[Exercise details]: Please output every line of the material as it stands, without the pictures.

......

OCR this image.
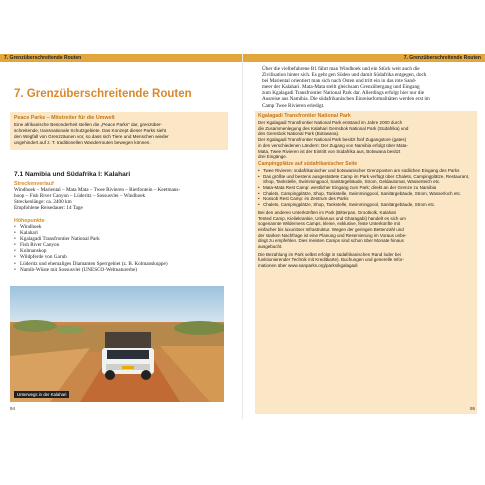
7. Grenzüberschreitende Routen	7. Grenzüberschreitende Routen
7. Grenzüberschreitende Routen
Peace Parks – Mitstreiter für die Umwelt
Eine afrikanische Besonderheit stellen die „Peace Parks“ dar, grenzüber-
schreitende, transnationale Schutzgebiete. Das Konzept dieser Parks sieht
den Wegfall von Grenzzäunen vor, so dass sich Tiere und Menschen wieder
ungehindert auf z. T. traditionellen Wanderrouten bewegen können.
7.1 Namibia und Südafrika I: Kalahari
Streckenverlauf
Windhoek – Mariental – Mata Mata – Twee Rivieren – Rietfontein – Keetmans-
hoop – Fish River Canyon – Lüderitz – Sossusvlei – Windhoek
Streckenlänge: ca. 2400 km
Empfohlene Reisedauer: 14 Tage
Höhepunkte
• Windhoek
• Kalahari
• Kgalagadi Transfrontier National Park
• Fish River Canyon
• Kolmanskop
• Wildpferde von Garub
• Lüderitz und ehemaliges Diamanten Sperrgebiet (z. B. Kolmanskuppe)
• Namib-Wüste mit Sossusvlei (UNESCO-Weltnaturerbe)
Unterwegs in der Kalahari
94
Über die vielbefahrene B1 fährt man Windhoek und ein Stück weit auch die
Zivilisation hinter sich. Es geht gen Süden und damit Südafrika entgegen, doch
bei Mariental orientiert man sich nach Osten und tritt ein in das rote Sand-
meer der Kalahari. Mata-Mata stellt gleichsam Grenzübergang und Eingang
zum Kgalagadi Transfrontier National Park dar. Allerdings erfolgt hier nur die
Ausreise aus Namibia. Die südafrikanischen Einreiseformalitäten werden erst im
Camp Twee Rivieren erledigt.
Kgalagadi Transfrontier National Park
Der Kgalagadi Transfrontier National Park entstand im Jahre 2000 durch
die Zusammenlegung des Kalahari Gemsbok National Park (Südafrika) und
des Gemsbok National Park (Botswana).
Der Kgalagadi Transfrontier National Park besitzt fünf Zugangstore (gates)
in den verschiedenen Ländern: Der Zugang von Namibia erfolgt über Mata-
Mata, Twee Rivieren ist der Eintritt von Südafrika aus, Botswana besitzt
drei Eingänge.
Campingplätze auf südafrikanischer Seite
• Twee Rivieren: südafrikanischer und botswanischer Grenzposten am südlichen Eingang des Parks
• Das größte und bestens ausgestattete Camp im Park verfügt über Chalets, Campingplätze, Restaurant, Shop, Tankstelle, Swimmingpool, Sanitärgebäude, Strom, Geldautomat, Wasserteich etc.
• Mata-Mata Rest Camp: westlicher Eingang zum Park; direkt an der Grenze zu Namibia
• Chalets, Campingplätze, Shop, Tankstelle, Swimmingpool, Sanitärgebäude, Strom, Wasserloch etc.
• Nossob Rest Camp: im Zentrum des Parks
• Chalets, Campingplätze, Shop, Tankstelle, Swimmingpool, Sanitärgebäude, Strom etc.
Bei den anderen Unterkünften im Park (Bitterpan, Grootkolk, Kalahari
Tented Camp, Kieliekrankie, Urikaruus und Gharagabi) handelt es sich um
sogenannte Wilderness Camps, kleine, exklusive, feste Unterkünfte mit
einfacher bis luxuriöser Infrastruktur. Wegen der geringen Bettenzahl und
der starken Nachfrage ist eine Planung und Reservierung im Voraus unbe-
dingt zu empfehlen. Dies meisten Camps sind schon über Monate hinaus
ausgebucht.
Die Bezahlung im Park selbst erfolgt in südafrikanischen Rand loder bei
funktionierender Technik mit Kreditkarte). Buchungen und generelle Infor-
mationen über www.sanparks.org/parks/kgalagadi
95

......

[Complete output]:
OCR this image.
7. Grenzüberschreitende Routen	7. Grenzüberschreitende Routen
7. Grenzüberschreitende Routen
Peace Parks – Mitstreiter für die Umwelt
Eine afrikanische Besonderheit stellen die „Peace Parks“ dar, grenzüber-
schreitende, transnationale Schutzgebiete. Das Konzept dieser Parks sieht
den Wegfall von Grenzzäunen vor, so dass sich Tiere und Menschen wieder
ungehindert auf z. T. traditionellen Wanderrouten bewegen können.
7.1 Namibia und Südafrika I: Kalahari
Streckenverlauf
Windhoek – Mariental – Mata Mata – Twee Rivieren – Rietfontein – Keetmans-
hoop – Fish River Canyon – Lüderitz – Sossusvlei – Windhoek
Streckenlänge: ca. 2400 km
Empfohlene Reisedauer: 14 Tage
Höhepunkte
• Windhoek
• Kalahari
• Kgalagadi Transfrontier National Park
• Fish River Canyon
• Kolmanskop
• Wildpferde von Garub
• Lüderitz und ehemaliges Diamanten Sperrgebiet (z. B. Kolmanskuppe)
• Namib-Wüste mit Sossusvlei (UNESCO-Weltnaturerbe)
Unterwegs in der Kalahari
94
Über die vielbefahrene B1 fährt man Windhoek und ein Stück weit auch die
Zivilisation hinter sich. Es geht gen Süden und damit Südafrika entgegen, doch
bei Mariental orientiert man sich nach Osten und tritt ein in das rote Sand-
meer der Kalahari. Mata-Mata stellt gleichsam Grenzübergang und Eingang
zum Kgalagadi Transfrontier National Park dar. Allerdings erfolgt hier nur die
Ausreise aus Namibia. Die südafrikanischen Einreiseformalitäten werden erst im
Camp Twee Rivieren erledigt.
Kgalagadi Transfrontier National Park
Der Kgalagadi Transfrontier National Park entstand im Jahre 2000 durch
die Zusammenlegung des Kalahari Gemsbok National Park (Südafrika) und
des Gemsbok National Park (Botswana).
Der Kgalagadi Transfrontier National Park besitzt fünf Zugangstore (gates)
in den verschiedenen Ländern: Der Zugang von Namibia erfolgt über Mata-
Mata, Twee Rivieren ist der Eintritt von Südafrika aus, Botswana besitzt
drei Eingänge.
Campingplätze auf südafrikanischer Seite
• Twee Rivieren: südafrikanischer und botswanischer Grenzposten am südlichen Eingang des Parks
• Das größte und bestens ausgestattete Camp im Park verfügt über Chalets, Campingplätze, Restaurant, Shop, Tankstelle, Swimmingpool, Sanitärgebäude, Strom, Geldautomat, Wasserteich etc.
• Mata-Mata Rest Camp: westlicher Eingang zum Park; direkt an der Grenze zu Namibia
• Chalets, Campingplätze, Shop, Tankstelle, Swimmingpool, Sanitärgebäude, Strom, Wasserloch etc.
• Nossob Rest Camp: im Zentrum des Parks
• Chalets, Campingplätze, Shop, Tankstelle, Swimmingpool, Sanitärgebäude, Strom etc.
Bei den anderen Unterkünften im Park (Bitterpan, Grootkolk, Kalahari
Tented Camp, Kieliekrankie, Urikaruus und Gharagabi) handelt es sich um
sogenannte Wilderness Camps, kleine, exklusive, feste Unterkünfte mit
einfacher bis luxuriöser Infrastruktur. Wegen der geringen Bettenzahl und
der starken Nachfrage ist eine Planung und Reservierung im Voraus unbe-
dingt zu empfehlen. Dies meisten Camps sind schon über Monate hinaus
ausgebucht.
Die Bezahlung im Park selbst erfolgt in südafrikanischen Rand loder bei
funktionierender Technik mit Kreditkarte). Buchungen und generelle Infor-
mationen über www.sanparks.org/parks/kgalagadi
95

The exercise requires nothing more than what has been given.